**What you have to do**
Pull each line holding "image" out of the entries below.

**Material provided**
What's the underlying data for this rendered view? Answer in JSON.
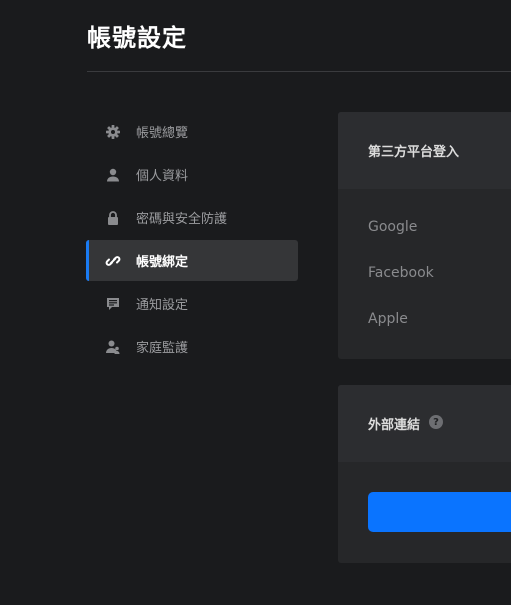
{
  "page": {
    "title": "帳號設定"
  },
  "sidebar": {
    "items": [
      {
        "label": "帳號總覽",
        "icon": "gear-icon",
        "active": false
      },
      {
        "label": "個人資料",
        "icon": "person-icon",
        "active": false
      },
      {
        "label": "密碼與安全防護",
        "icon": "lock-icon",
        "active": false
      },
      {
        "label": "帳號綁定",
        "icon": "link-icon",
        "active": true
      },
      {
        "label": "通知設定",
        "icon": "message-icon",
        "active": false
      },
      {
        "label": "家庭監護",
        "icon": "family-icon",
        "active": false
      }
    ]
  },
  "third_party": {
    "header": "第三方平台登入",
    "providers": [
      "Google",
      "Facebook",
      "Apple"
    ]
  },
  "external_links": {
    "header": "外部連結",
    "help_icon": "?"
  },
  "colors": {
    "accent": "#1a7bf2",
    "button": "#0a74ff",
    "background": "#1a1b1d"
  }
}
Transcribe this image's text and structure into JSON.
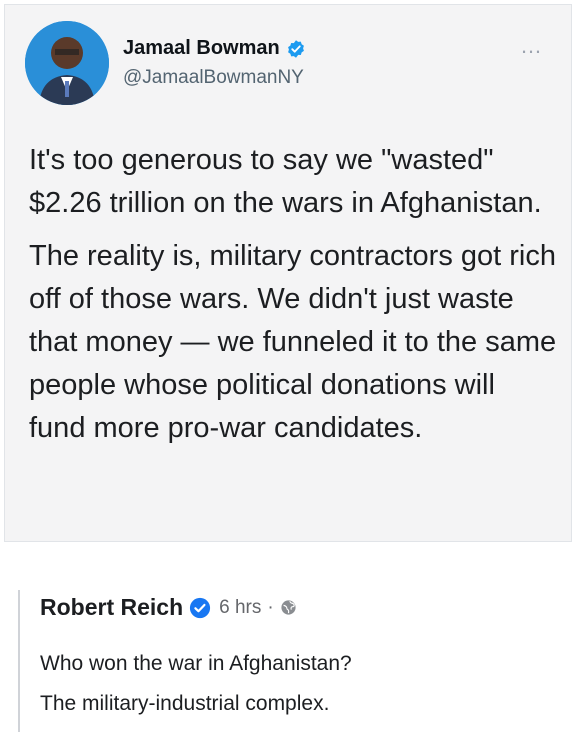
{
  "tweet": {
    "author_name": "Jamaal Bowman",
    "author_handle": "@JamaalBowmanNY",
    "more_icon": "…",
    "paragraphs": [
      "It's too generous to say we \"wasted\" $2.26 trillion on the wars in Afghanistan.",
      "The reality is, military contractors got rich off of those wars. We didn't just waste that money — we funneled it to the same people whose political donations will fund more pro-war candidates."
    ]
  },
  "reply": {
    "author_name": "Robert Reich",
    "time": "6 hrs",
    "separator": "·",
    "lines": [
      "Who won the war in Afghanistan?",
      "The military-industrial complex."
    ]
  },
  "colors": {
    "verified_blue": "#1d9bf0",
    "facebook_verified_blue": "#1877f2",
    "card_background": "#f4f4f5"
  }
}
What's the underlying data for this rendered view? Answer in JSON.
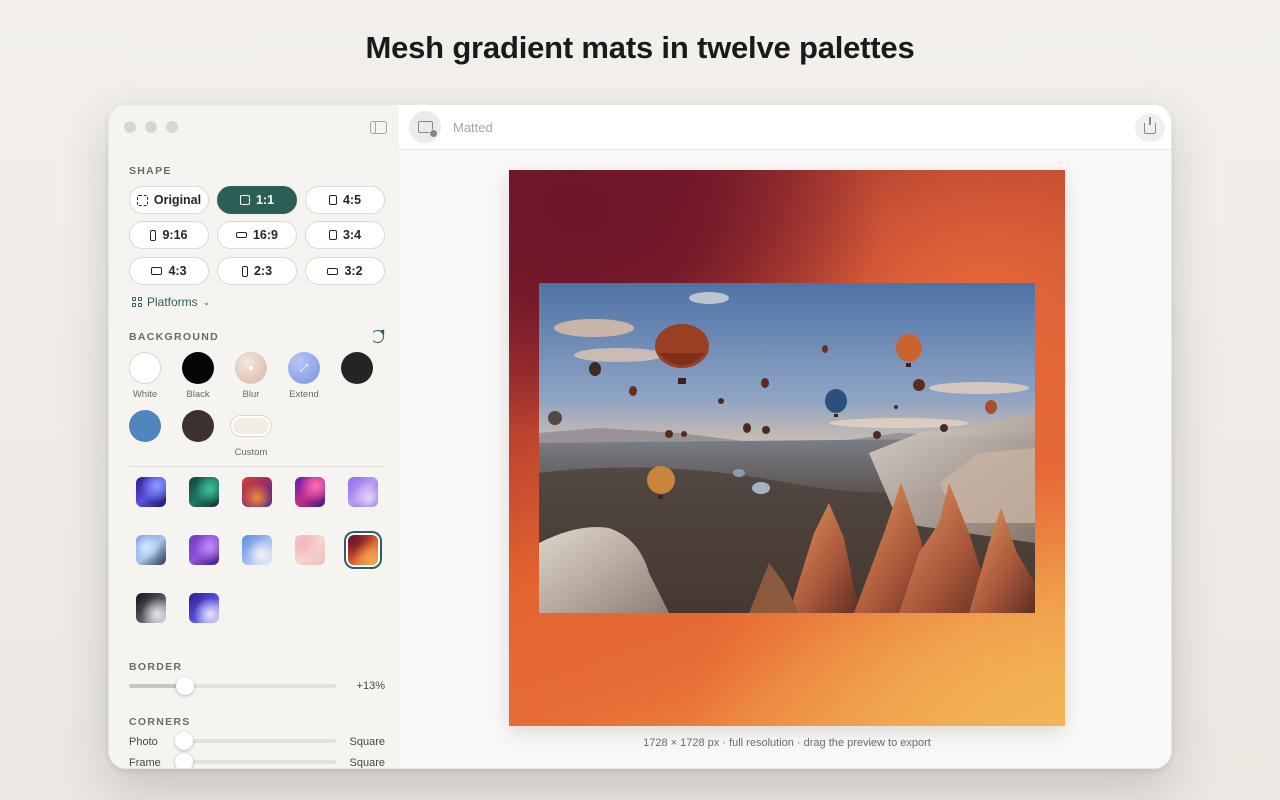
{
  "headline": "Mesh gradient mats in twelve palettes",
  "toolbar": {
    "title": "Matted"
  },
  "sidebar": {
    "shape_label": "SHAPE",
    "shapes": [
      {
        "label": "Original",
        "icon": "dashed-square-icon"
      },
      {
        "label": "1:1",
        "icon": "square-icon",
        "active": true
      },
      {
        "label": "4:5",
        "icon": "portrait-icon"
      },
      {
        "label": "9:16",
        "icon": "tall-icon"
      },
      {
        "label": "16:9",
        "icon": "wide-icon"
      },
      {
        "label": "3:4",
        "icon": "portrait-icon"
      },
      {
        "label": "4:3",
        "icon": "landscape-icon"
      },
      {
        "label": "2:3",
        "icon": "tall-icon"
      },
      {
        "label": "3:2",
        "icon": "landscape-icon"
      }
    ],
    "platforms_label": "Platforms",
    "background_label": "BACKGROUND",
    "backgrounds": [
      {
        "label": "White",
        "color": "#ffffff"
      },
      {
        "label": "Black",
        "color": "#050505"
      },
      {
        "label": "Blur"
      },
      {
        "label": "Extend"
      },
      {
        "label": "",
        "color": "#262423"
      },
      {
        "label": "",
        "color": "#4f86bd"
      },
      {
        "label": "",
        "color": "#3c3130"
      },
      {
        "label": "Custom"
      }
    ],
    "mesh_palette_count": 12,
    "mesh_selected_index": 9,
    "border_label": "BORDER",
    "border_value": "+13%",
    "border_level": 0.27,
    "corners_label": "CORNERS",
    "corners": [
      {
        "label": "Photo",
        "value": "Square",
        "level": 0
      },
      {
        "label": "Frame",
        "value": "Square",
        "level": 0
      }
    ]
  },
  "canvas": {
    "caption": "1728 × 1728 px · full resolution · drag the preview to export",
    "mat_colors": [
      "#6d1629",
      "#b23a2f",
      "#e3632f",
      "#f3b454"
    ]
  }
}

...

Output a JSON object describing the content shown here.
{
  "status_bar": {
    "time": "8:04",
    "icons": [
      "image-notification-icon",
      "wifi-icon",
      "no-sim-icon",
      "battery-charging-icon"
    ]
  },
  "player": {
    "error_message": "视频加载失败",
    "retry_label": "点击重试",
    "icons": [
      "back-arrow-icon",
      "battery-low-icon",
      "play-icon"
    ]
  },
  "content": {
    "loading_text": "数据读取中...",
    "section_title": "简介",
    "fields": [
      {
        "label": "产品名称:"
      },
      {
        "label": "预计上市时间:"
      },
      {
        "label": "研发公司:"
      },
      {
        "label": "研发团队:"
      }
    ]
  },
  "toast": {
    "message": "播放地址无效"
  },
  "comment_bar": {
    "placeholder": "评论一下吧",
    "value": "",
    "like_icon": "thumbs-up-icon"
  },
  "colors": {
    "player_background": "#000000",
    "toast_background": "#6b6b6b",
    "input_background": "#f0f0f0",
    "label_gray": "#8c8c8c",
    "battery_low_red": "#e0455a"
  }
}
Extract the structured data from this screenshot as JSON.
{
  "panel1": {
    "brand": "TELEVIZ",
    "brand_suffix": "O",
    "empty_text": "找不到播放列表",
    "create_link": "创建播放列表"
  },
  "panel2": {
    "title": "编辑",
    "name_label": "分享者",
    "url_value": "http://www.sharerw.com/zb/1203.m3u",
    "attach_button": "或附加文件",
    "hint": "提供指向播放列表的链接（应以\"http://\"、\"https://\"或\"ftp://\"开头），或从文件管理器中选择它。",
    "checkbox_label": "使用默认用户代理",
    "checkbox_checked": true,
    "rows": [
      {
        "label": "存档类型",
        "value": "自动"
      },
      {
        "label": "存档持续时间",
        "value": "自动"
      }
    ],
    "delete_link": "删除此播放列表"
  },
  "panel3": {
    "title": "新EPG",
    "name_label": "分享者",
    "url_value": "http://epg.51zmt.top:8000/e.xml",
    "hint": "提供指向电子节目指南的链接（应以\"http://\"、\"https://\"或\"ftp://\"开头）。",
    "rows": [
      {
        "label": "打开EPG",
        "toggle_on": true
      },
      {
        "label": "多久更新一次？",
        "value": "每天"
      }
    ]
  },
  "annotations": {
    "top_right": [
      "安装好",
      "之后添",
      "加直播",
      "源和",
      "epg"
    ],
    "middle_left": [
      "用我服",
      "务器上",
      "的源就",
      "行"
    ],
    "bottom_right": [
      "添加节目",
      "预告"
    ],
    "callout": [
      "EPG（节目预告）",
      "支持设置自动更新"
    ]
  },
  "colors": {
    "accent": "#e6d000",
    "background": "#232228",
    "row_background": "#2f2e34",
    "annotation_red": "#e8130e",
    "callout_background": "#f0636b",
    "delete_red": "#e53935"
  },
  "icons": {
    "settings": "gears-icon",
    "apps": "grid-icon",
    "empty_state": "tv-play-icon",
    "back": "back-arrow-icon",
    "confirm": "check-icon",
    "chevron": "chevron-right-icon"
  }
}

* * *

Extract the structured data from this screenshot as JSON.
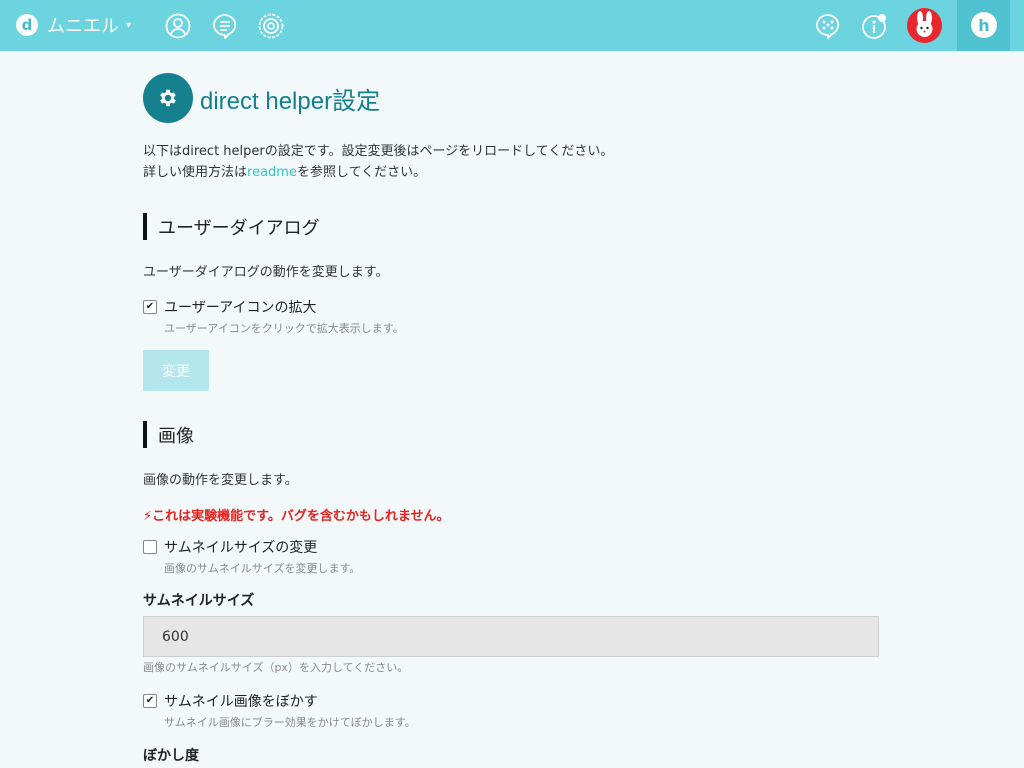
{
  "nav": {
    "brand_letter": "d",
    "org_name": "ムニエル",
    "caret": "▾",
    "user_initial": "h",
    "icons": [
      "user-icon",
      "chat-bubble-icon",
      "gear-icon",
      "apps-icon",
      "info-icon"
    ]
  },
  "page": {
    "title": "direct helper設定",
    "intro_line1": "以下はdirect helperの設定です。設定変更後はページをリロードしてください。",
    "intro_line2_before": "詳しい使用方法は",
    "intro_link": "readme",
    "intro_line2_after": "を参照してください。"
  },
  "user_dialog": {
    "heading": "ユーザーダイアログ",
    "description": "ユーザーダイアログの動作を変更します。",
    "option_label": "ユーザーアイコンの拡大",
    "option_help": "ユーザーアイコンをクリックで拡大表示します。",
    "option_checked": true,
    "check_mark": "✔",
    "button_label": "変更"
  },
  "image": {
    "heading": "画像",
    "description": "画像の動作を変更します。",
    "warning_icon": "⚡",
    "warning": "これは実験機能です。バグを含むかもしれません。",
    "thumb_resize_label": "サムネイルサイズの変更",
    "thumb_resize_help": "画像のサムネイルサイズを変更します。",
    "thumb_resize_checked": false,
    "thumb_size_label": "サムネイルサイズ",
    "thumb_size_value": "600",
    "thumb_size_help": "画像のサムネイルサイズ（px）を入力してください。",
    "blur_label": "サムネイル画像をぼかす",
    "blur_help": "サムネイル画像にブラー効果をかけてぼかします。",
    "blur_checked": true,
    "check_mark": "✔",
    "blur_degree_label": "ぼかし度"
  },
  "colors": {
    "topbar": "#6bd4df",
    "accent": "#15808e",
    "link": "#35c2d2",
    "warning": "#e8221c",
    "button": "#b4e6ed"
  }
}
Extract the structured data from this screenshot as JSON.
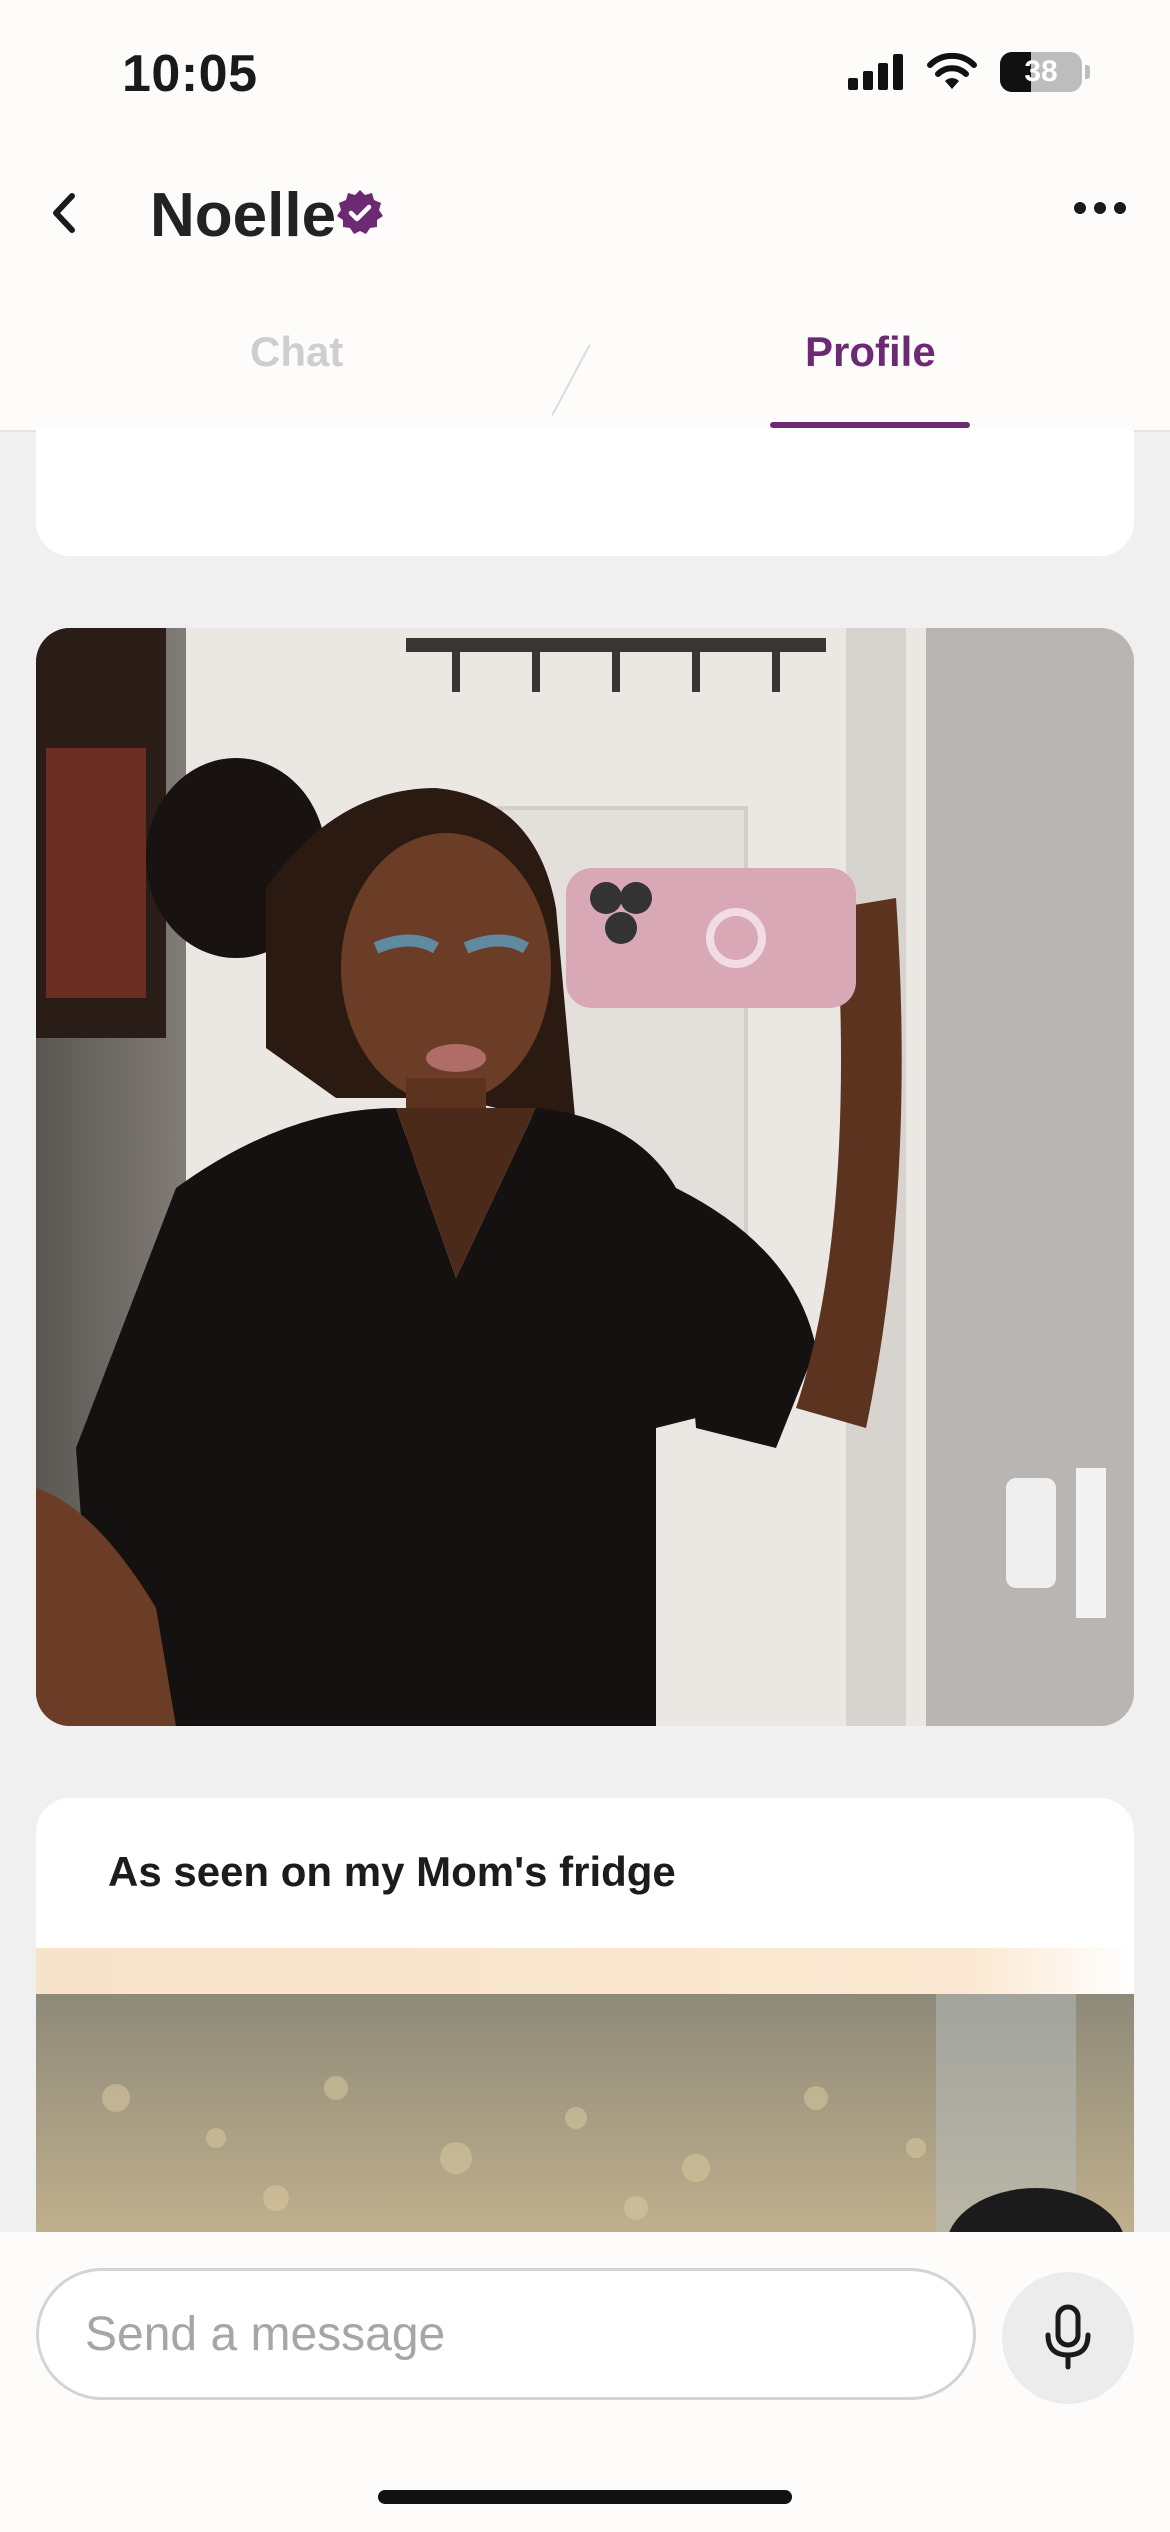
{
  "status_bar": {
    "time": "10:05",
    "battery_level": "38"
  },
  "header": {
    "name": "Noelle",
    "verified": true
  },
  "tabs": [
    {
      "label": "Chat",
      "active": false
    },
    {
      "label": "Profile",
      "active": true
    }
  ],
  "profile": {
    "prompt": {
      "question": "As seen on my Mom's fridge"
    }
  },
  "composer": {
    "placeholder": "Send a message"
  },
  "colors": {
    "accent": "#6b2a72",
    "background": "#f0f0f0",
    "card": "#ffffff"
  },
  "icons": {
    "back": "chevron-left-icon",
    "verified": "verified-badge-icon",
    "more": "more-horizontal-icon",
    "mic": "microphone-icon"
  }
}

**Solution to this exercise**
Transcribe this image's text and structure into JSON.
      "image-notification-icon",
  "image": {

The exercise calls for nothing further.